» **DIRECTIONS**:
1 – Set down, word for word, the stretch of the incubator thread from "The temp should" through "the eggs come!!!".
2 – Resume the forum thread about the homemade egg incubator, picking up after its last sentence.

» **TEXT EXCERPT**:
# First timer



## joleen0313 (Mar 6, 2013)

I'm waiting for my eggs to come. I have had my home made incubator set up for about a week and a half. 
It's a still air incubator. The temp as been between 100 and 104. Never dipping below. The humidity has been a bit harder to regulate. I started with 2 sponges and now have two small bowls. 
Any advise would be greatly appreciated.


----------



## WeeLittleChicken (Aug 31, 2012)

Don't let it get to 104... at 102 eggs begin to literally cook.... Most people hatch between 99-100 degrees, if it dips below that for a short period of time you can usually be OK, above it, not so much...


----------



## Apyl (Jun 20, 2012)

The temp should be 99.5 degrees no higher than 101. Humidity needs to be around 50%, preferably at or a little higher. Do you have a humidity gauge?


----------



## joleen0313 (Mar 6, 2013)

I do have a humidity gauge. I'm finding that the humidity has a lot to do with the weather outside. We put two small bowls of water and two wet sponges. Pretty good there. We've found that we can pour water into the bottom to spike the humidity during "lock down". 
I'm very anxious for my eggs to come. I've already lost sleep over just having the incubator set up, never mind when the eggs come!!!

» **PROVIDED INFORMATION**:

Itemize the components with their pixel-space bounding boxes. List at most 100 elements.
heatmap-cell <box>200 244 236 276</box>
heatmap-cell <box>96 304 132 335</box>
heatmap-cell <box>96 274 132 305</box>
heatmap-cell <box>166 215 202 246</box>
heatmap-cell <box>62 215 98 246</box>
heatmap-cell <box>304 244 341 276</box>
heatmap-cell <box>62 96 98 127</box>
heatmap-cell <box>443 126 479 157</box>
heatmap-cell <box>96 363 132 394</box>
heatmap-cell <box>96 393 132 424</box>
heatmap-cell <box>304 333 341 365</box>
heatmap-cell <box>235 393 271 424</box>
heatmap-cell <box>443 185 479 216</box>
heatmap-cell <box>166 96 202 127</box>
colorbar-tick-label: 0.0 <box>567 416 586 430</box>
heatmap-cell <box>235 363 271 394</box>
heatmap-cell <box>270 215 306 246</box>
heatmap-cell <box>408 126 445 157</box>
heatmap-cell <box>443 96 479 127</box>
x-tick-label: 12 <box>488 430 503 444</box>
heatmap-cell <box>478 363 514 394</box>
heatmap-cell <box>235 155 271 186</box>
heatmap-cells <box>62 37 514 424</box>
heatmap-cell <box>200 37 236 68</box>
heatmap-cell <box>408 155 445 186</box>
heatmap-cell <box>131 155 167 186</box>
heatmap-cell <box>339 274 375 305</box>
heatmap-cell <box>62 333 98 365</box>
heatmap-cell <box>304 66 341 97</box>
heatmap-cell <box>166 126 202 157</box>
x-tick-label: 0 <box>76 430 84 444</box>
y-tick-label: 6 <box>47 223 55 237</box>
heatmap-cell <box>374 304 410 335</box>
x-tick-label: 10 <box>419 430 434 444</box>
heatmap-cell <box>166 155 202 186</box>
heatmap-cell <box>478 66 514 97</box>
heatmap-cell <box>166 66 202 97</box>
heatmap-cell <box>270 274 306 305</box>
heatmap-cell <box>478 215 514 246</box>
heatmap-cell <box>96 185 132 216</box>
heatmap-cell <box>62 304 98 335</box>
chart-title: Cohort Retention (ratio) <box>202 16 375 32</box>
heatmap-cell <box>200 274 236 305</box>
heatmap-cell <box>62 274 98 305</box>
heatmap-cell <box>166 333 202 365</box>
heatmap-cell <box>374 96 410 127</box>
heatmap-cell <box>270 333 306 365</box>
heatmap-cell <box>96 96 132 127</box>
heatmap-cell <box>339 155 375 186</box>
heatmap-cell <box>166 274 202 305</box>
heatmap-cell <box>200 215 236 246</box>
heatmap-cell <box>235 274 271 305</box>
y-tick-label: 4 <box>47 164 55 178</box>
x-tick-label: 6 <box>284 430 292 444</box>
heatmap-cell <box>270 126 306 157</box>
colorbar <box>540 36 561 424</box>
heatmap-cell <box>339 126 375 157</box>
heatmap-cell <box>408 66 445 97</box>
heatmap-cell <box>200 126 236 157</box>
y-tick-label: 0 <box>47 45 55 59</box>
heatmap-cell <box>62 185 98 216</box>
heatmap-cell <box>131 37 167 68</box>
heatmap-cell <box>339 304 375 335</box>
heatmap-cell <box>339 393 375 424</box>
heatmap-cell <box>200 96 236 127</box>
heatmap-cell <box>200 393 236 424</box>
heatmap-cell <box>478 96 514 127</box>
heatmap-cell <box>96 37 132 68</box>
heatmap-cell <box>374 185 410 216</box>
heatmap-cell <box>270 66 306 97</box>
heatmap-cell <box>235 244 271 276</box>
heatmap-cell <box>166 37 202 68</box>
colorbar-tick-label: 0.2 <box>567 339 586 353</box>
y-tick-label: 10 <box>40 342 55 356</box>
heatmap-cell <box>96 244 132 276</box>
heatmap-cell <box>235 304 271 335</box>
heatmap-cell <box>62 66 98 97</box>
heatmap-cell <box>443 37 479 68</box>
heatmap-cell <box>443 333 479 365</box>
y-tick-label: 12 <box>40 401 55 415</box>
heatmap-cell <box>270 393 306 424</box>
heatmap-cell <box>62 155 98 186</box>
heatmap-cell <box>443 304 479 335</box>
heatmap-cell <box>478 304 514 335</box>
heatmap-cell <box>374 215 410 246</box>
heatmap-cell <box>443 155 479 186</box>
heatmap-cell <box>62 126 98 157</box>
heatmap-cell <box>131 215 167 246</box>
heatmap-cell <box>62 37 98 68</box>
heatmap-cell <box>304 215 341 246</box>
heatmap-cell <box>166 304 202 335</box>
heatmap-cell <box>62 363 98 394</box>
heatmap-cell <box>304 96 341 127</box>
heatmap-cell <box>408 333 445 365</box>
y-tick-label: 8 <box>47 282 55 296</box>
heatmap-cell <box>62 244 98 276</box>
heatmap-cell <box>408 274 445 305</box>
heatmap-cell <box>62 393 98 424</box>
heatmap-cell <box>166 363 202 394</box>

» **ANSWER SET**:
1 –
The temp should be 99.5 degrees no higher than 101. Humidity needs to be around 50%, preferably at or a little higher. Do you have a humidity gauge?


----------



## joleen0313 (Mar 6, 2013)

I do have a humidity gauge. I'm finding that the humidity has a lot to do with the weather outside. We put two small bowls of water and two wet sponges. Pretty good there. We've found that we can pour water into the bottom to spike the humidity during "lock down". 
I'm very anxious for my eggs to come. I've already lost sleep over just having the incubator set up, never mind when the eggs come!!!

2 –
----------



## Apyl (Jun 20, 2012)

joleen0313 said:


> I do have a humidity gauge. I'm finding that the humidity has a lot to do with the weather outside. We put two small bowls of water and two wet sponges. Pretty good there. We've found that we can pour water into the bottom to spike the humidity during "lock down".
> I'm very anxious for my eggs to come. I've already lost sleep over just having the incubator set up, never mind when the eggs come!!!


If the incubator is sealed right the outside / room conditions should not be affecting the humidity inside the incubator. If your having issues keeping the temp and humidity steady I would not use it. Your hatch rate may be affected. I would make sure the temp stays at 99 - 100 for at least 24 hours, then work on the humidity. You humidity should hold for at least 10 hours before placeing eggs. I personally just use wet paper towel, sponges hold bacteria.

Good luck!


----------



## joleen0313 (Mar 6, 2013)

It's a home made incubator, made from an old aquarium. I wrapped it up tight, but seem to need to leave one side open a little. I have a rock in there. I decided to remove it last night to make room for the other bowl of water. The temp spiked, I put it back in and it is steady again. I had read that a still air incubator needed to be at 102. I've got it down to 100 now. The humidity is at 54. 
How often do you change paper towels or need to add moisture? I've been finding twice a day I need to add water. I figure this is fine as I will be on there at least 3 times a day turning them. Temp seems to stay consistent dipping slightly for a few minutes right after opening.


----------



## joleen0313 (Mar 6, 2013)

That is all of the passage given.